→ **REQUIRED WORK**: Reproduce all of the material below with "footnote-rule" changed to "footnote-divider" and nothing else altered. Leave the pictures out.

→ **MATERIAL SUPPLIED**:
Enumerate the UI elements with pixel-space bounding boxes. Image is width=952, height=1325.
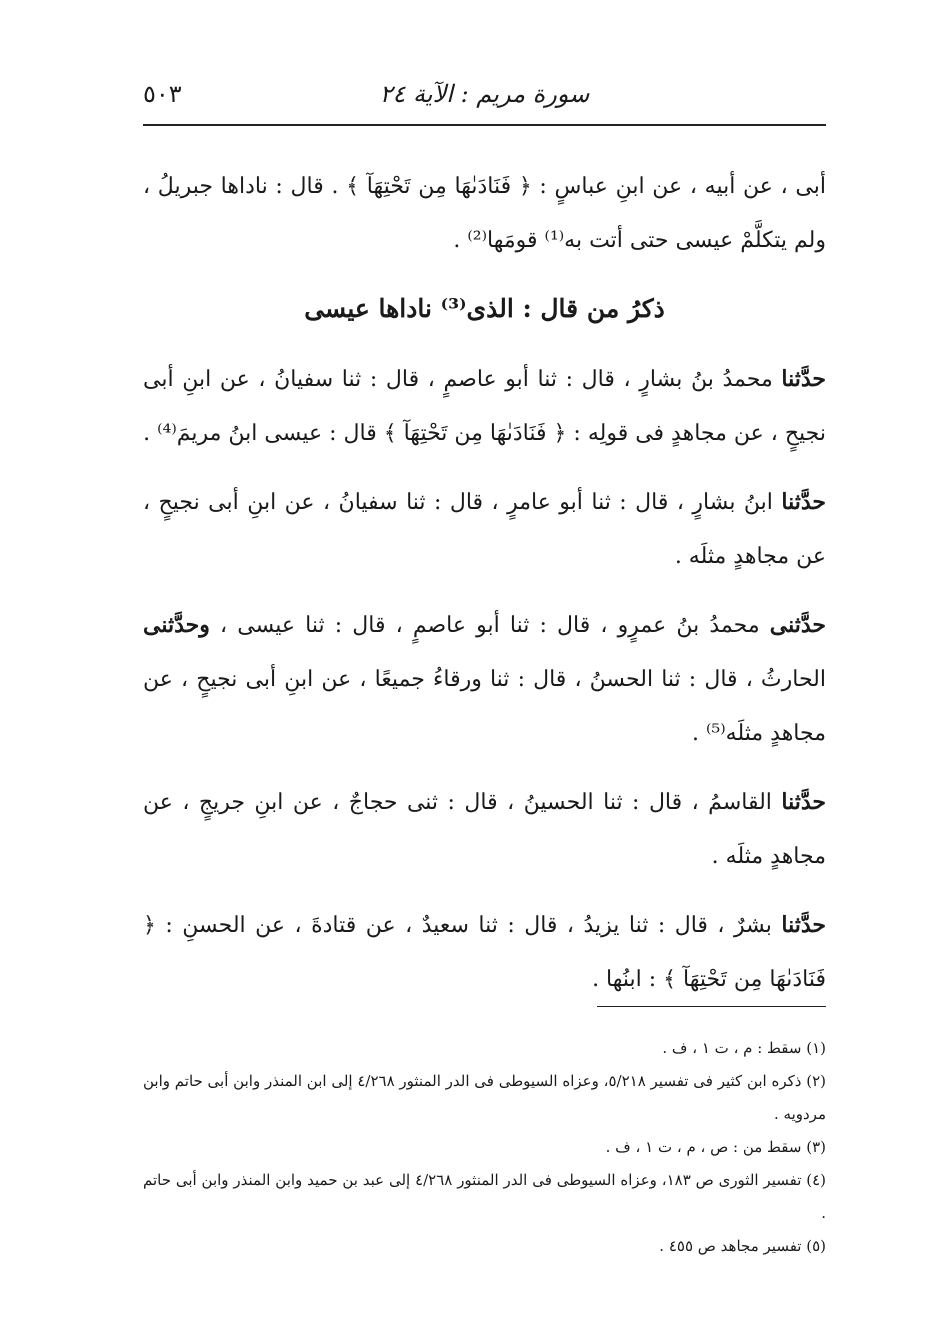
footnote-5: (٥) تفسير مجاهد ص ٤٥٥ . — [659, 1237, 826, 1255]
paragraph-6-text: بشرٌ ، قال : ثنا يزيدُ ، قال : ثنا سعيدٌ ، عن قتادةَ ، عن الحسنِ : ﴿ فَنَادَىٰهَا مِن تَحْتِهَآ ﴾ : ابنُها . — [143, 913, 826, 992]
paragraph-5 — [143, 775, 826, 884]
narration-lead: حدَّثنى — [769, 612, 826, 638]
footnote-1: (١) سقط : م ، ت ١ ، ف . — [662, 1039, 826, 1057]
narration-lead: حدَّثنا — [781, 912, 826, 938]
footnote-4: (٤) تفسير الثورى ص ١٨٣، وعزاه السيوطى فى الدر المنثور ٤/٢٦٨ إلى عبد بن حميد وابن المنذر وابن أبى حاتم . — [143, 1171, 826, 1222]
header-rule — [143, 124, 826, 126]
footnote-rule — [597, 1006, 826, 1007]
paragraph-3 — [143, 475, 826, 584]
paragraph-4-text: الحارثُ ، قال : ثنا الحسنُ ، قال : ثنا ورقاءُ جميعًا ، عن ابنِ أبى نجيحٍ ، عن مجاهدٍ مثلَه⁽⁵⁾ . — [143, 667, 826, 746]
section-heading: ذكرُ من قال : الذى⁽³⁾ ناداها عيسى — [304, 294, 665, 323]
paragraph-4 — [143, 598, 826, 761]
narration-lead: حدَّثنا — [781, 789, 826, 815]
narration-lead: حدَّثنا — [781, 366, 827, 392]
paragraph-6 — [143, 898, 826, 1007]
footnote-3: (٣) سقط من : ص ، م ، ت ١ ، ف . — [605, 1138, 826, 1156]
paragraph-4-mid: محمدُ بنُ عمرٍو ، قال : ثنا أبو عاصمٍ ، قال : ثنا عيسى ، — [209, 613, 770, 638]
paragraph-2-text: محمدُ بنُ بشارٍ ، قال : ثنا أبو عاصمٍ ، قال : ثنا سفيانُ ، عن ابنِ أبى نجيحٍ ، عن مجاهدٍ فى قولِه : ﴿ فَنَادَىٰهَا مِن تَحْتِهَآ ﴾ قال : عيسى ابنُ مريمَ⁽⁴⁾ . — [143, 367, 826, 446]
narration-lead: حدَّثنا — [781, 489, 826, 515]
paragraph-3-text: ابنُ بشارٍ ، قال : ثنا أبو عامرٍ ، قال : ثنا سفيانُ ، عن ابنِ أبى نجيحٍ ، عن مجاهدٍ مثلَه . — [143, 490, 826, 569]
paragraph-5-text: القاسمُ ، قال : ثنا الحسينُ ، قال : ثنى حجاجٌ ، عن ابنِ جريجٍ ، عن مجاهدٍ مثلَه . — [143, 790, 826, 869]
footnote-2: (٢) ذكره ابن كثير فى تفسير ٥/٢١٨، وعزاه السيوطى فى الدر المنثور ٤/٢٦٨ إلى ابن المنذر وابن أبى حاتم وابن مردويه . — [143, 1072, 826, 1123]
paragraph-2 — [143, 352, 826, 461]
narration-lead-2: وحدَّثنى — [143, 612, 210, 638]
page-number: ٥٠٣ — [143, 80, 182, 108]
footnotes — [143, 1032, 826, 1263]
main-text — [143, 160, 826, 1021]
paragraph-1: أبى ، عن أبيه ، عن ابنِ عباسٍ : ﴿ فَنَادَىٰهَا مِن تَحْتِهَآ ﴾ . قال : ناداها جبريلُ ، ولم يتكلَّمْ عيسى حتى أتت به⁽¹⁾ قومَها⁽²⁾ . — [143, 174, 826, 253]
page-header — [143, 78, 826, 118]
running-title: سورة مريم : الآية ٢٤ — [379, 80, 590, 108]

→ **WORKED SOLUTION**:
Enumerate the UI elements with pixel-space bounding boxes. Image is width=952, height=1325.
footnote-5: (٥) تفسير مجاهد ص ٤٥٥ . — [659, 1237, 826, 1255]
paragraph-6-text: بشرٌ ، قال : ثنا يزيدُ ، قال : ثنا سعيدٌ ، عن قتادةَ ، عن الحسنِ : ﴿ فَنَادَىٰهَا مِن تَحْتِهَآ ﴾ : ابنُها . — [143, 913, 826, 992]
paragraph-5 — [143, 775, 826, 884]
narration-lead: حدَّثنى — [769, 612, 826, 638]
footnote-1: (١) سقط : م ، ت ١ ، ف . — [662, 1039, 826, 1057]
narration-lead: حدَّثنا — [781, 912, 826, 938]
footnote-4: (٤) تفسير الثورى ص ١٨٣، وعزاه السيوطى فى الدر المنثور ٤/٢٦٨ إلى عبد بن حميد وابن المنذر وابن أبى حاتم . — [143, 1171, 826, 1222]
header-rule — [143, 124, 826, 126]
footnote-divider — [597, 1006, 826, 1007]
paragraph-3 — [143, 475, 826, 584]
paragraph-4-text: الحارثُ ، قال : ثنا الحسنُ ، قال : ثنا ورقاءُ جميعًا ، عن ابنِ أبى نجيحٍ ، عن مجاهدٍ مثلَه⁽⁵⁾ . — [143, 667, 826, 746]
section-heading: ذكرُ من قال : الذى⁽³⁾ ناداها عيسى — [304, 294, 665, 323]
paragraph-4 — [143, 598, 826, 761]
narration-lead: حدَّثنا — [781, 789, 826, 815]
narration-lead: حدَّثنا — [781, 366, 827, 392]
paragraph-6 — [143, 898, 826, 1007]
footnote-3: (٣) سقط من : ص ، م ، ت ١ ، ف . — [605, 1138, 826, 1156]
paragraph-4-mid: محمدُ بنُ عمرٍو ، قال : ثنا أبو عاصمٍ ، قال : ثنا عيسى ، — [209, 613, 770, 638]
paragraph-2-text: محمدُ بنُ بشارٍ ، قال : ثنا أبو عاصمٍ ، قال : ثنا سفيانُ ، عن ابنِ أبى نجيحٍ ، عن مجاهدٍ فى قولِه : ﴿ فَنَادَىٰهَا مِن تَحْتِهَآ ﴾ قال : عيسى ابنُ مريمَ⁽⁴⁾ . — [143, 367, 826, 446]
narration-lead: حدَّثنا — [781, 489, 826, 515]
paragraph-3-text: ابنُ بشارٍ ، قال : ثنا أبو عامرٍ ، قال : ثنا سفيانُ ، عن ابنِ أبى نجيحٍ ، عن مجاهدٍ مثلَه . — [143, 490, 826, 569]
paragraph-5-text: القاسمُ ، قال : ثنا الحسينُ ، قال : ثنى حجاجٌ ، عن ابنِ جريجٍ ، عن مجاهدٍ مثلَه . — [143, 790, 826, 869]
footnote-2: (٢) ذكره ابن كثير فى تفسير ٥/٢١٨، وعزاه السيوطى فى الدر المنثور ٤/٢٦٨ إلى ابن المنذر وابن أبى حاتم وابن مردويه . — [143, 1072, 826, 1123]
paragraph-2 — [143, 352, 826, 461]
narration-lead-2: وحدَّثنى — [143, 612, 210, 638]
page-number: ٥٠٣ — [143, 80, 182, 108]
footnotes — [143, 1032, 826, 1263]
main-text — [143, 160, 826, 1021]
paragraph-1: أبى ، عن أبيه ، عن ابنِ عباسٍ : ﴿ فَنَادَىٰهَا مِن تَحْتِهَآ ﴾ . قال : ناداها جبريلُ ، ولم يتكلَّمْ عيسى حتى أتت به⁽¹⁾ قومَها⁽²⁾ . — [143, 174, 826, 253]
page-header — [143, 78, 826, 118]
running-title: سورة مريم : الآية ٢٤ — [379, 80, 590, 108]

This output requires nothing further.